Images are excluded; otherwise, output every record exactly.

- _Working data_:
--- START ---

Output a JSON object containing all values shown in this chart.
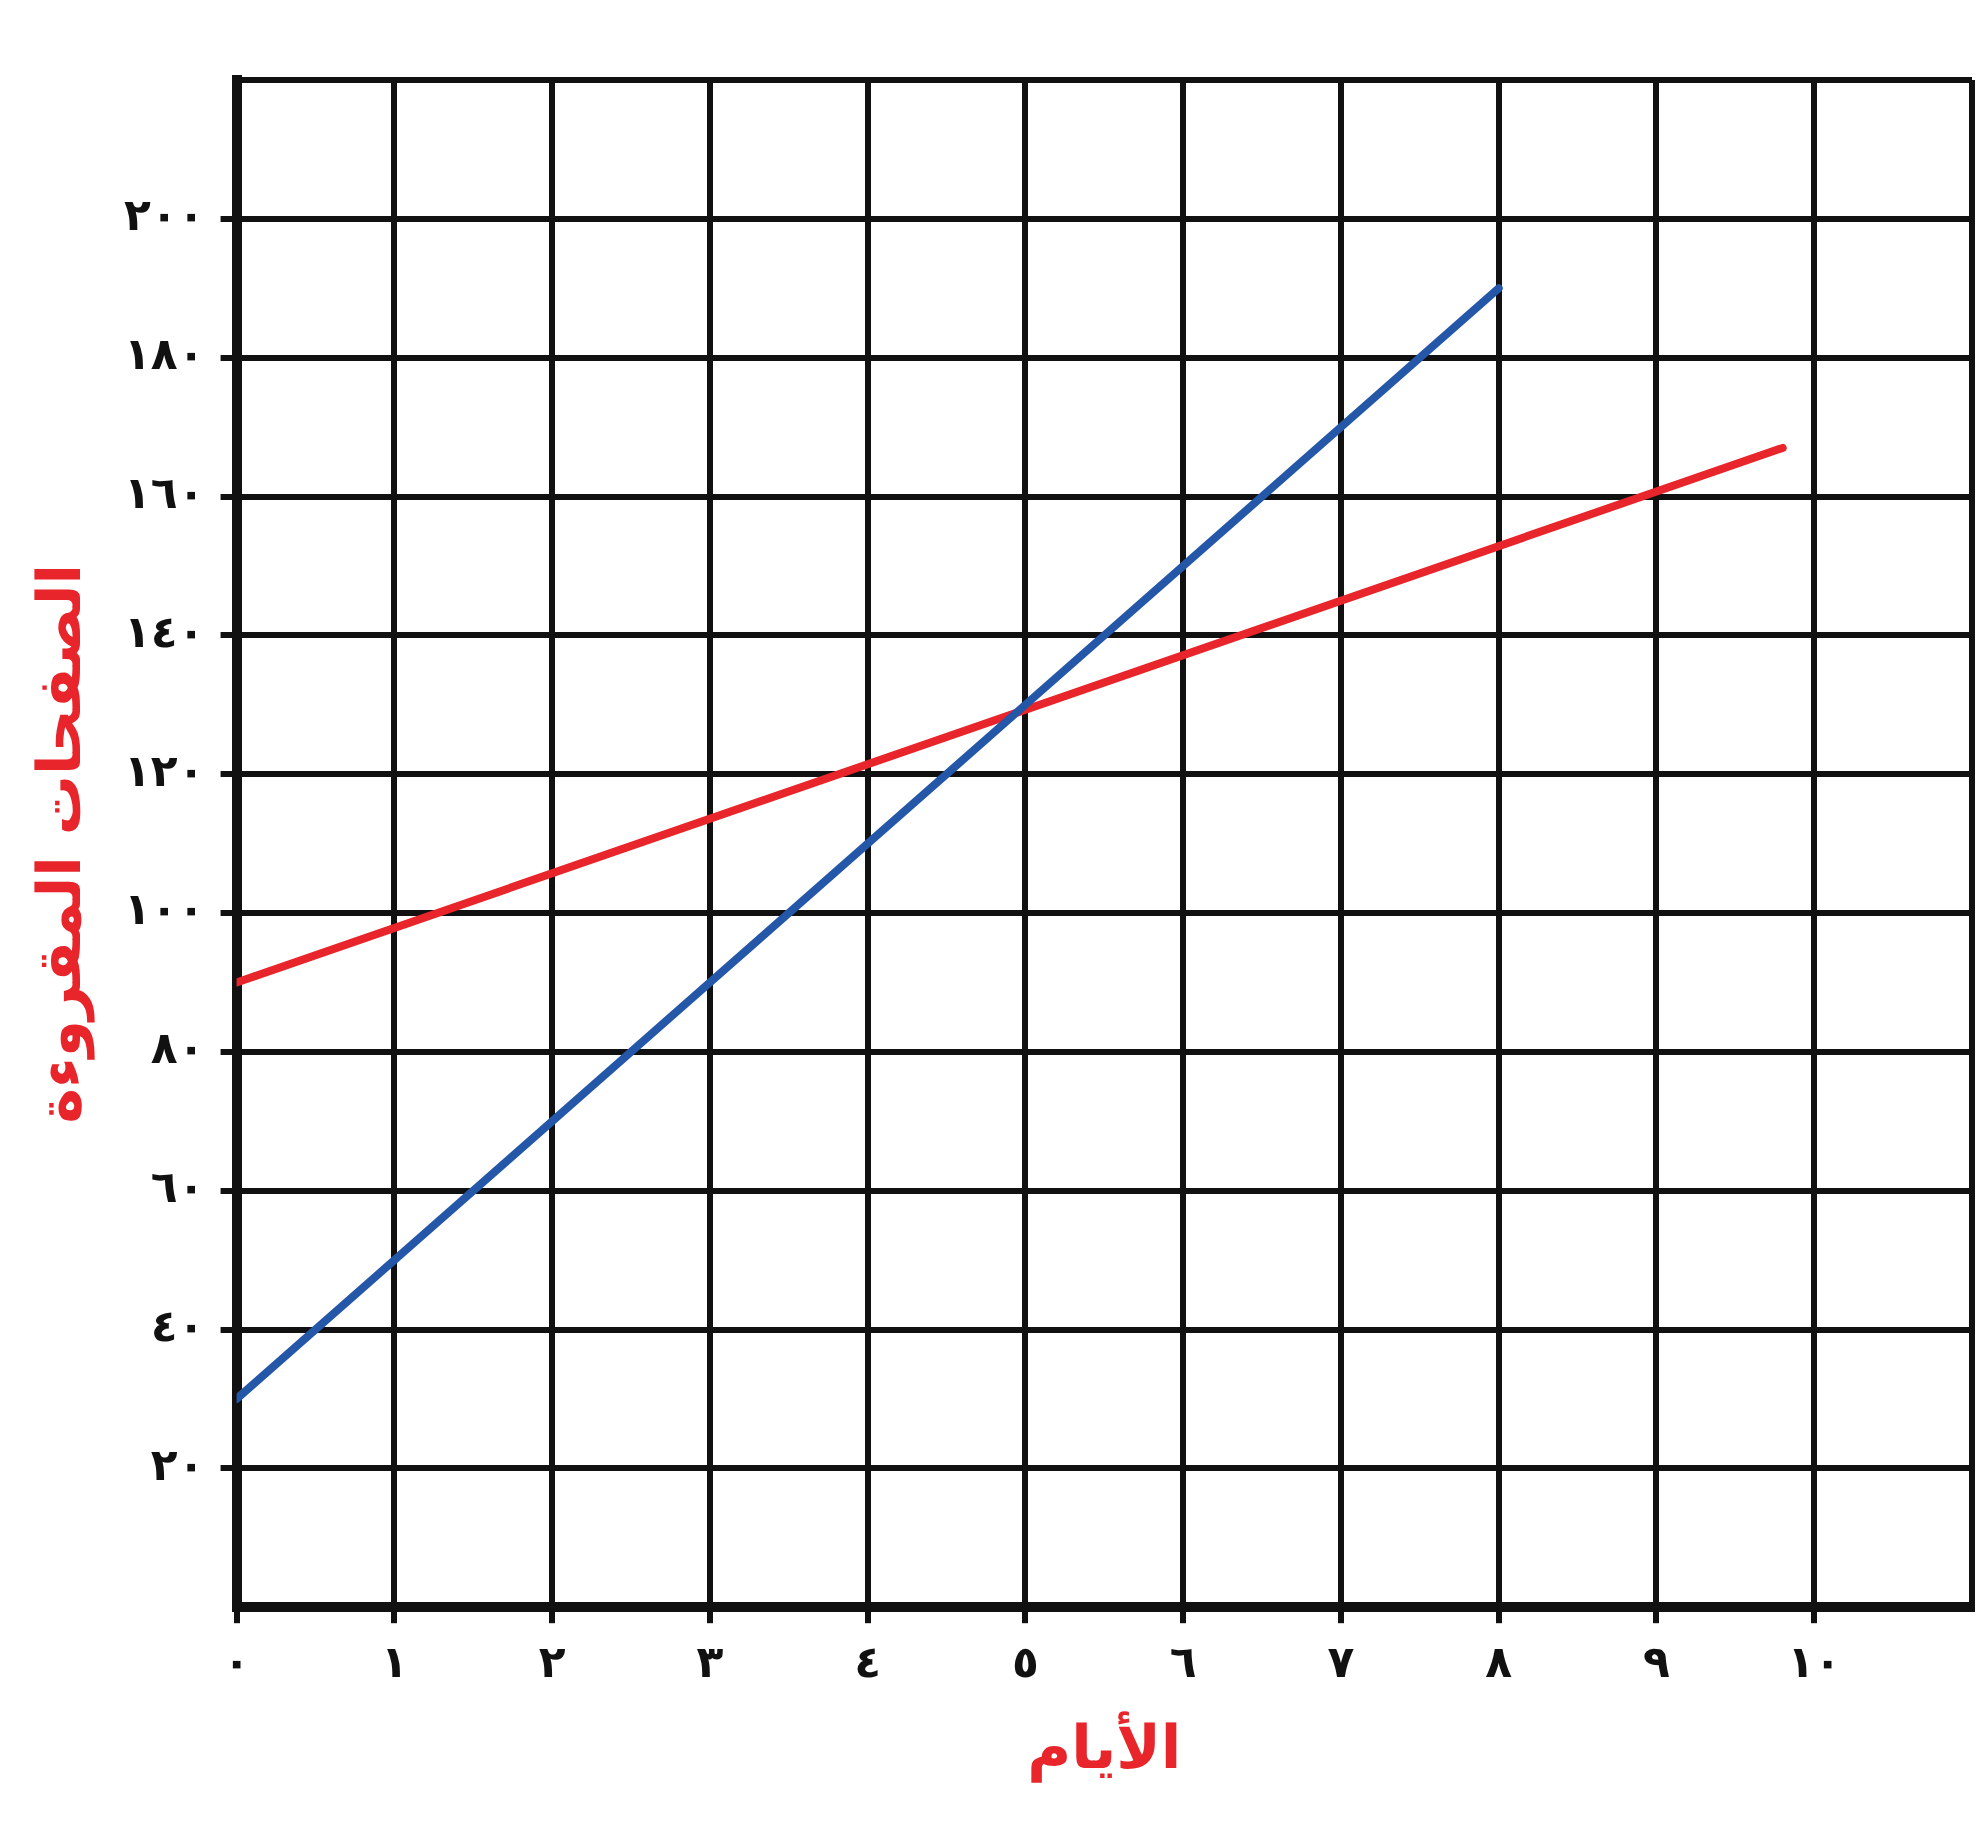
{
  "chart_data": {
    "type": "line",
    "xlabel": "الأيام",
    "ylabel": "الصفحات المقروءة",
    "xlim": [
      0,
      11
    ],
    "ylim": [
      0,
      220
    ],
    "xticks": [
      {
        "value": 0,
        "label": "٠"
      },
      {
        "value": 1,
        "label": "١"
      },
      {
        "value": 2,
        "label": "٢"
      },
      {
        "value": 3,
        "label": "٣"
      },
      {
        "value": 4,
        "label": "٤"
      },
      {
        "value": 5,
        "label": "٥"
      },
      {
        "value": 6,
        "label": "٦"
      },
      {
        "value": 7,
        "label": "٧"
      },
      {
        "value": 8,
        "label": "٨"
      },
      {
        "value": 9,
        "label": "٩"
      },
      {
        "value": 10,
        "label": "١٠"
      }
    ],
    "yticks": [
      {
        "value": 20,
        "label": "٢٠"
      },
      {
        "value": 40,
        "label": "٤٠"
      },
      {
        "value": 60,
        "label": "٦٠"
      },
      {
        "value": 80,
        "label": "٨٠"
      },
      {
        "value": 100,
        "label": "١٠٠"
      },
      {
        "value": 120,
        "label": "١٢٠"
      },
      {
        "value": 140,
        "label": "١٤٠"
      },
      {
        "value": 160,
        "label": "١٦٠"
      },
      {
        "value": 180,
        "label": "١٨٠"
      },
      {
        "value": 200,
        "label": "٢٠٠"
      }
    ],
    "grid": true,
    "legend": false,
    "marker": "none",
    "line_style": "solid",
    "series": [
      {
        "color": "#2457a8",
        "x": [
          0,
          8
        ],
        "values": [
          30,
          190
        ]
      },
      {
        "color": "#e8252b",
        "x": [
          0,
          9.8
        ],
        "values": [
          90,
          167
        ]
      }
    ]
  }
}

--- END ---

- _Output for this exercise_:
Output a JSON object containing all values shown in this chart.
{
  "chart_data": {
    "type": "line",
    "xlabel": "الأيام",
    "ylabel": "الصفحات المقروءة",
    "xlim": [
      0,
      11
    ],
    "ylim": [
      0,
      220
    ],
    "xticks": [
      {
        "value": 0,
        "label": "٠"
      },
      {
        "value": 1,
        "label": "١"
      },
      {
        "value": 2,
        "label": "٢"
      },
      {
        "value": 3,
        "label": "٣"
      },
      {
        "value": 4,
        "label": "٤"
      },
      {
        "value": 5,
        "label": "٥"
      },
      {
        "value": 6,
        "label": "٦"
      },
      {
        "value": 7,
        "label": "٧"
      },
      {
        "value": 8,
        "label": "٨"
      },
      {
        "value": 9,
        "label": "٩"
      },
      {
        "value": 10,
        "label": "١٠"
      }
    ],
    "yticks": [
      {
        "value": 20,
        "label": "٢٠"
      },
      {
        "value": 40,
        "label": "٤٠"
      },
      {
        "value": 60,
        "label": "٦٠"
      },
      {
        "value": 80,
        "label": "٨٠"
      },
      {
        "value": 100,
        "label": "١٠٠"
      },
      {
        "value": 120,
        "label": "١٢٠"
      },
      {
        "value": 140,
        "label": "١٤٠"
      },
      {
        "value": 160,
        "label": "١٦٠"
      },
      {
        "value": 180,
        "label": "١٨٠"
      },
      {
        "value": 200,
        "label": "٢٠٠"
      }
    ],
    "grid": true,
    "legend": false,
    "marker": "none",
    "line_style": "solid",
    "series": [
      {
        "color": "#2457a8",
        "x": [
          0,
          8
        ],
        "values": [
          30,
          190
        ]
      },
      {
        "color": "#e8252b",
        "x": [
          0,
          9.8
        ],
        "values": [
          90,
          167
        ]
      }
    ]
  }
}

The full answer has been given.